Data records
------------------------------------------------
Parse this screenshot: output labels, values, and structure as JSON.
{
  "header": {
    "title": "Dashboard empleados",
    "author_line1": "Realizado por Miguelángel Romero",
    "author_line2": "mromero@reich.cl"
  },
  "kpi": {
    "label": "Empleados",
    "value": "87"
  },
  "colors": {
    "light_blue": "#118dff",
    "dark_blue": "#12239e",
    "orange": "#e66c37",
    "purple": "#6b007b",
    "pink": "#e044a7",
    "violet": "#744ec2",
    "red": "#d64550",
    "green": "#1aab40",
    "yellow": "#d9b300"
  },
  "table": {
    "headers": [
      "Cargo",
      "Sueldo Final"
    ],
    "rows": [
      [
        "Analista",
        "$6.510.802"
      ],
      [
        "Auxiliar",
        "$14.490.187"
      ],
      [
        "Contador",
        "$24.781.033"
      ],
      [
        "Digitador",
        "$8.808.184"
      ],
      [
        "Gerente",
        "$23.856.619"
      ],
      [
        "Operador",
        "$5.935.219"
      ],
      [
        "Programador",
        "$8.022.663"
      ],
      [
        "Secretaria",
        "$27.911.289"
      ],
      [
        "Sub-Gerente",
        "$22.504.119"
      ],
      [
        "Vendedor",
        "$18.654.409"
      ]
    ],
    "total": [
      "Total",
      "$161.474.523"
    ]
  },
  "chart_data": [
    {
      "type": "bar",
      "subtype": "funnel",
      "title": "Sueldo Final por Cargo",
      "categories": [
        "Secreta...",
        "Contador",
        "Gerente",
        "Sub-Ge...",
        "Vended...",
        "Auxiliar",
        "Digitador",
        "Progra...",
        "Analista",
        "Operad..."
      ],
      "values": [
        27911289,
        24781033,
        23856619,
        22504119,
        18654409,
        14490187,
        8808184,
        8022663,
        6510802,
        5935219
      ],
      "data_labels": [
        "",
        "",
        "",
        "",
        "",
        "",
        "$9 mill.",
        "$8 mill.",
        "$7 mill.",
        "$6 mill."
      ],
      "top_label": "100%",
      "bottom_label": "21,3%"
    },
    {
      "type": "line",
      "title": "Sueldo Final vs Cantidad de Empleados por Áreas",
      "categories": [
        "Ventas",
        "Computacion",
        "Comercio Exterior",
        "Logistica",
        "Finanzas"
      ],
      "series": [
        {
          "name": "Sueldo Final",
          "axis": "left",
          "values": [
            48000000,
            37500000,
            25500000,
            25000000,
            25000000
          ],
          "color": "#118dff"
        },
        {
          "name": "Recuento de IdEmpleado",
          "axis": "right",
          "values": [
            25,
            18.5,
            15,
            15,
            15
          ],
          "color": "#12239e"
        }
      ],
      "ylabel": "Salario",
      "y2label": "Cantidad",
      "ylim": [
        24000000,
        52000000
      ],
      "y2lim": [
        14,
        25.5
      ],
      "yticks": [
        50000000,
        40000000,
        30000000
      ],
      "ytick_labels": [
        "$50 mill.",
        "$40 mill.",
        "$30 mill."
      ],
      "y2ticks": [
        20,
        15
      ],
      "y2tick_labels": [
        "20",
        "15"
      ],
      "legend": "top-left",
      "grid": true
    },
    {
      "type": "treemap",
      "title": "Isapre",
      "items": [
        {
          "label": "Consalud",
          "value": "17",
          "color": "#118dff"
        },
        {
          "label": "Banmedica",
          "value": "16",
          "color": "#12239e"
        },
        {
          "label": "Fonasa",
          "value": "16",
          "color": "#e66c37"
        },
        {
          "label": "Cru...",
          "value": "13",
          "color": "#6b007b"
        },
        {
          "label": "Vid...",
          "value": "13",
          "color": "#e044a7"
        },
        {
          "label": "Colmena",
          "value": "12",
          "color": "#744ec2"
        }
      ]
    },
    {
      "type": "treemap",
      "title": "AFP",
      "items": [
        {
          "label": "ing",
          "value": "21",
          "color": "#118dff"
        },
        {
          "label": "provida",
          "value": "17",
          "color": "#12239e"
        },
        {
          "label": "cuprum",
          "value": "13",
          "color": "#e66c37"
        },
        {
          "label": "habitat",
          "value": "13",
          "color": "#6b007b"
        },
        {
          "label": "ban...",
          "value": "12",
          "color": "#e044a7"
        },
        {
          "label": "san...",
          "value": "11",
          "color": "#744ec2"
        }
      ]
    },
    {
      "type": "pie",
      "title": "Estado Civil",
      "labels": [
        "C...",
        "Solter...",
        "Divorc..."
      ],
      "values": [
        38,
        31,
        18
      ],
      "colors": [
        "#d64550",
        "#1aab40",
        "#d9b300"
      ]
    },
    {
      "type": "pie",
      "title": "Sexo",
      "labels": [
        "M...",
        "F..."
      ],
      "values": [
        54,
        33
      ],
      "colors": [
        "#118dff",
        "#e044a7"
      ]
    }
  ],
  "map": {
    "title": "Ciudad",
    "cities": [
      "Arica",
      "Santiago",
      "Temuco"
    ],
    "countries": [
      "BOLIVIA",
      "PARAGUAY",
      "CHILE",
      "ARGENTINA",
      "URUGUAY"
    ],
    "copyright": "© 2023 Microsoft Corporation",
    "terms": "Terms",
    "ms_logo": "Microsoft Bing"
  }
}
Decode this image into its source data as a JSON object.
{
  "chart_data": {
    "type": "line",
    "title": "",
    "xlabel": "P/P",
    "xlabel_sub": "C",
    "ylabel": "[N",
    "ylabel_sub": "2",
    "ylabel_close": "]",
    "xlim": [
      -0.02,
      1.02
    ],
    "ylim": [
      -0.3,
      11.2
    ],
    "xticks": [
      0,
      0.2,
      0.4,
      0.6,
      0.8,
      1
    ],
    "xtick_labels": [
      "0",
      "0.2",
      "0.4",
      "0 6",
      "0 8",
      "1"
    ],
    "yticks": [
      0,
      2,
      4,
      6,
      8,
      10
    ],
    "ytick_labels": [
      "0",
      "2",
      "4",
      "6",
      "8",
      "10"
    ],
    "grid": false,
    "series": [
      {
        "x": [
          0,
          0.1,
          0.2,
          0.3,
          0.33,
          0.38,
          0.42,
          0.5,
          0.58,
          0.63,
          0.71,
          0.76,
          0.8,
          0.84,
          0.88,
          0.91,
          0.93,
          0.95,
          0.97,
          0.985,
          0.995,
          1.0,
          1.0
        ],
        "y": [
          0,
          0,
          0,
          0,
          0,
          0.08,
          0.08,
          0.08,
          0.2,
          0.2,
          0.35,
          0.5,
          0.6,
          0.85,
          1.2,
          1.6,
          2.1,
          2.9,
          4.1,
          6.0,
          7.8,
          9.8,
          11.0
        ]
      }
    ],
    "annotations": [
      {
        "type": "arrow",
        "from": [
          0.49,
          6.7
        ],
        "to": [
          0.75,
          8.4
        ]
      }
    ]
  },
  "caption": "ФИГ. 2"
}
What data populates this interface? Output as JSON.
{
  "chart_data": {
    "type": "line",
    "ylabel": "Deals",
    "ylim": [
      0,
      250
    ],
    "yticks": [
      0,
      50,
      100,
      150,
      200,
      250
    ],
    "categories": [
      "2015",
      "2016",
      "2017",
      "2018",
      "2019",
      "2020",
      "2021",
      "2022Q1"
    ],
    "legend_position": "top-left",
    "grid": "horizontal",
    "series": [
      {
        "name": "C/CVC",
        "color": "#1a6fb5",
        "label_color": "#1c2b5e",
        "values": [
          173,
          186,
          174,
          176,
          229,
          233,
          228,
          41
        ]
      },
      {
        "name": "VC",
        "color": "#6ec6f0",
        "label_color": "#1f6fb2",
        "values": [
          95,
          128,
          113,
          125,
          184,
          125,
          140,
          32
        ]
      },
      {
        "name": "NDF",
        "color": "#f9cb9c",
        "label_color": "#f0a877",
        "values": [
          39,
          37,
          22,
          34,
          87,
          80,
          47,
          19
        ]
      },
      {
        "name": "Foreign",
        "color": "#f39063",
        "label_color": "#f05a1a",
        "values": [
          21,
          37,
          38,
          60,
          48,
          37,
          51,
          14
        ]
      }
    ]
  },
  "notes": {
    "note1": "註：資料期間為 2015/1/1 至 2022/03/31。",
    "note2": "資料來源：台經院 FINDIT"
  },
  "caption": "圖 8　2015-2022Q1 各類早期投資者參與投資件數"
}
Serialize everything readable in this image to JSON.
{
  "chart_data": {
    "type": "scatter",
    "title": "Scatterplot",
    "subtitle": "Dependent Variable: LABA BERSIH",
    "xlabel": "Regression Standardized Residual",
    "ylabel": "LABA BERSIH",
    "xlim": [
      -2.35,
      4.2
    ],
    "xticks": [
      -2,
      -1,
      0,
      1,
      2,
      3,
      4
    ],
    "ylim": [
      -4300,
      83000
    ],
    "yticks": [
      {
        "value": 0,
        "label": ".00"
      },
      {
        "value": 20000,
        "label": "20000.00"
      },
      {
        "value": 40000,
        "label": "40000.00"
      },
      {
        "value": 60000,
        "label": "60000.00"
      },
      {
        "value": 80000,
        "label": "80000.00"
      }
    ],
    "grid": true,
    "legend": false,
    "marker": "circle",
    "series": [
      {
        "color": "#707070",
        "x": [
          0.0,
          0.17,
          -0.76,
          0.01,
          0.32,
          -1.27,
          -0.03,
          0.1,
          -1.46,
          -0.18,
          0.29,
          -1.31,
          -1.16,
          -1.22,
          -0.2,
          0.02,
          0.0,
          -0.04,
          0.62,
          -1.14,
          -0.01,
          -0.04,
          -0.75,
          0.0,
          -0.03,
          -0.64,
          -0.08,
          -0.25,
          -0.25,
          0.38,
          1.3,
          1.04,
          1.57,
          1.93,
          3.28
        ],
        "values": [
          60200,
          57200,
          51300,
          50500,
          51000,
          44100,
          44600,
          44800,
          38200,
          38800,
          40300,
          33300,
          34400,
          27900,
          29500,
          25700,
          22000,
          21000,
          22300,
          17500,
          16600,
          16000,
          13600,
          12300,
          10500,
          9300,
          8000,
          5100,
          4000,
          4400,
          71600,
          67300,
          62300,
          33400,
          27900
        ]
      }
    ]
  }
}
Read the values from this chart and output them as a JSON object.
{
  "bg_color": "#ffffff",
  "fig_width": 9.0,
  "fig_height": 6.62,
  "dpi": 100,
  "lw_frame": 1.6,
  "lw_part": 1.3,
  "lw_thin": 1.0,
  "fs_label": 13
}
------------------------------------------------
Using the listing above, state the number of lines that hold "from", with no other text.

2